→ SHORT EXERCISE:
Count how many lines mention the word "this". Write that number alone.

→ DATASET ROWS:
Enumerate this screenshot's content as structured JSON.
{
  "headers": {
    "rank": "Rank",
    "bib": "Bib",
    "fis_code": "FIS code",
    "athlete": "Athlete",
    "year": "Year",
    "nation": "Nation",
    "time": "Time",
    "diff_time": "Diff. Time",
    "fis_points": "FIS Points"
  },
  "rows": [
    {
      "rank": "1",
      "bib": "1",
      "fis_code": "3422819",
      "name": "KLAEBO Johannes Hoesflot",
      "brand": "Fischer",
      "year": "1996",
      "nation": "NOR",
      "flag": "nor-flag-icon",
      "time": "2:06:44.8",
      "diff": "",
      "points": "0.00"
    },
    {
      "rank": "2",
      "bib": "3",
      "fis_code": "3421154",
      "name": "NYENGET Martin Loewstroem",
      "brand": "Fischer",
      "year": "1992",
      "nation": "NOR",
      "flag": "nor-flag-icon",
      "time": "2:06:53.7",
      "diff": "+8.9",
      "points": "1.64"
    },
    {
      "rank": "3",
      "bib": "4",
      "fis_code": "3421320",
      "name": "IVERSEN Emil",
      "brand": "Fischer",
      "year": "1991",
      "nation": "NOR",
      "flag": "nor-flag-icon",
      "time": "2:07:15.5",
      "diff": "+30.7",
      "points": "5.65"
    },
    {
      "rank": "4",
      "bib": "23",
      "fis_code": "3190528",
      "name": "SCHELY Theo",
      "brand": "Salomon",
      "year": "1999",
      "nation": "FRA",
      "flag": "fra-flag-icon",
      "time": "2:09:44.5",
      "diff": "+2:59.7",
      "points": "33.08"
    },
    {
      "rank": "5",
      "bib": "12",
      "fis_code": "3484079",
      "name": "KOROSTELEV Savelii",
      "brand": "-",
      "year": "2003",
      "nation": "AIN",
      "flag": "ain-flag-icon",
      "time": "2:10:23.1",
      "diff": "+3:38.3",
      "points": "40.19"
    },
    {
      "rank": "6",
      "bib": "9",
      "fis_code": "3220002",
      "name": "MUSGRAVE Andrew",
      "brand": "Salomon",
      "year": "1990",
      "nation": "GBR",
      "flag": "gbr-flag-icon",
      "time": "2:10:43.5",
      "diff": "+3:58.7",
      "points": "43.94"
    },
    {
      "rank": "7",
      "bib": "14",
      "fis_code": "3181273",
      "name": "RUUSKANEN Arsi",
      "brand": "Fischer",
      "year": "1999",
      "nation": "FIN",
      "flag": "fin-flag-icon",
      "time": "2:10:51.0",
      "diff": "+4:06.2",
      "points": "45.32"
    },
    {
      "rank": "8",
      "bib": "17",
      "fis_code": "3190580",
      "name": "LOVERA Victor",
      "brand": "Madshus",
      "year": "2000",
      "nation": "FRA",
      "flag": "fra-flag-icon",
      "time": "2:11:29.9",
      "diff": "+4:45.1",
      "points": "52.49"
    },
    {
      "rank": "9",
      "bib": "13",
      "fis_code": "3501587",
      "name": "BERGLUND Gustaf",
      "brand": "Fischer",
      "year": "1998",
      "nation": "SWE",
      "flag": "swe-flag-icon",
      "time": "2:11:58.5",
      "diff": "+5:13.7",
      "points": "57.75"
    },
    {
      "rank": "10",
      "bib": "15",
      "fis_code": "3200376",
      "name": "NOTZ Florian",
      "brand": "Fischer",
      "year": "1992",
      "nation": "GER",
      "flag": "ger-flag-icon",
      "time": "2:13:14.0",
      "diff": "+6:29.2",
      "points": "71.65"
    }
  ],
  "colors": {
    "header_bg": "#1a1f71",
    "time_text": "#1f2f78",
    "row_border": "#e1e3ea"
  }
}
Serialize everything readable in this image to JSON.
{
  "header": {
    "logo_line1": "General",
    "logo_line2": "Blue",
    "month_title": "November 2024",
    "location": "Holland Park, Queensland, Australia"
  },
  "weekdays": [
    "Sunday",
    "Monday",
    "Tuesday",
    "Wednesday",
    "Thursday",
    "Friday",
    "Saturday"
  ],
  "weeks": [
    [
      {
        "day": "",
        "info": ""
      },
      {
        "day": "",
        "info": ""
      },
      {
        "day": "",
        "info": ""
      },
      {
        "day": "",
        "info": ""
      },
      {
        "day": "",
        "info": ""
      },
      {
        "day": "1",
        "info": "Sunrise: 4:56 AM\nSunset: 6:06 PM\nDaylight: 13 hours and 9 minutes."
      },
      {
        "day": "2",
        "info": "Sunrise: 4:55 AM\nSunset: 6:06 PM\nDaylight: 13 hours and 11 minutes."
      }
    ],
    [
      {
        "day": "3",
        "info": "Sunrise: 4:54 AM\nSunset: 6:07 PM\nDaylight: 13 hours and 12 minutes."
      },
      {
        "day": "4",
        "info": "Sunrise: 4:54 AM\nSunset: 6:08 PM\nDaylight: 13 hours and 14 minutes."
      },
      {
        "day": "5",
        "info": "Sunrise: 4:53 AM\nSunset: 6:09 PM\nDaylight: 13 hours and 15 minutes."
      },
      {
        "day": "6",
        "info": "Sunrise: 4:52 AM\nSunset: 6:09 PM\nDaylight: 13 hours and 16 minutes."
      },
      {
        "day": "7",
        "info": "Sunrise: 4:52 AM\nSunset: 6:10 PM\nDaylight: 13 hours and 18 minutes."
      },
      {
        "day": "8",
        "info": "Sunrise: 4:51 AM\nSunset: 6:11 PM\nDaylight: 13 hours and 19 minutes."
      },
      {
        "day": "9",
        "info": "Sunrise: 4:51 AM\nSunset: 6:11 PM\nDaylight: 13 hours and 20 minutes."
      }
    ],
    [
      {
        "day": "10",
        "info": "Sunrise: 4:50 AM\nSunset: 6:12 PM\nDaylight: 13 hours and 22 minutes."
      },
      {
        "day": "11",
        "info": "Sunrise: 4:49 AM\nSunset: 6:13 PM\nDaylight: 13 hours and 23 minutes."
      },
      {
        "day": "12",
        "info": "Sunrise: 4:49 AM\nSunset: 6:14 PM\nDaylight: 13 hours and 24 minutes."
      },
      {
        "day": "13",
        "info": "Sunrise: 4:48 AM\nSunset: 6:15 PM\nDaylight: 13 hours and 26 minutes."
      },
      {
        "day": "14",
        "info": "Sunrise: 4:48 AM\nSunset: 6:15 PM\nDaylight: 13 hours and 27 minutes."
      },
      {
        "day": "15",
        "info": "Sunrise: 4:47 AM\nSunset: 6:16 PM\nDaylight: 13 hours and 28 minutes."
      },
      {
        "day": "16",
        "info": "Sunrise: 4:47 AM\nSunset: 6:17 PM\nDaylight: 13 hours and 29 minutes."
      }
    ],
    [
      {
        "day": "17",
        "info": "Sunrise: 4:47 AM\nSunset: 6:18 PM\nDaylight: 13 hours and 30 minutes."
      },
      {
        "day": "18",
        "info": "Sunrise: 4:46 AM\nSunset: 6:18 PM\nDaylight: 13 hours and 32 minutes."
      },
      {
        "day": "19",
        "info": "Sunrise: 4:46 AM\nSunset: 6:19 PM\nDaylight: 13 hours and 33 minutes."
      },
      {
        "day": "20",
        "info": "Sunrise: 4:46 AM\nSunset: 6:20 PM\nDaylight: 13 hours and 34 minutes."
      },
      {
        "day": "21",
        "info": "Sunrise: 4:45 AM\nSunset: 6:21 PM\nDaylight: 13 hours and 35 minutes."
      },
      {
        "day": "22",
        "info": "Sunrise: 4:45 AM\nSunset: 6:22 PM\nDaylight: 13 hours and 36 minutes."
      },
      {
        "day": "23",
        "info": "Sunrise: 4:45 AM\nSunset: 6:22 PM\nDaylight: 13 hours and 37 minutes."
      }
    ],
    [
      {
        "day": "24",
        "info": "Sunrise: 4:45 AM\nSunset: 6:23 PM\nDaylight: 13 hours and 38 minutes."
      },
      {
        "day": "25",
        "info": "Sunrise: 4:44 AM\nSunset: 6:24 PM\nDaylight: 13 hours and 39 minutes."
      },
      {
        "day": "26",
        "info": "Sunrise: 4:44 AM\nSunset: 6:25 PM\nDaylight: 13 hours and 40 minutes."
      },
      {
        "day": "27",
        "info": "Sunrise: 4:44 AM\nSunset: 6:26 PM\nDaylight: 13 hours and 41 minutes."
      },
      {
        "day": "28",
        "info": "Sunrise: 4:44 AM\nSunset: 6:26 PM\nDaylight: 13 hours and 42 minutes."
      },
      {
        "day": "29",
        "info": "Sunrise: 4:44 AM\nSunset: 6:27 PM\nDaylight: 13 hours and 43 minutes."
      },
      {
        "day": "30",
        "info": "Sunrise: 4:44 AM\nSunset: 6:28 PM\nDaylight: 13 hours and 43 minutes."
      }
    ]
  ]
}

→ REPLY:
2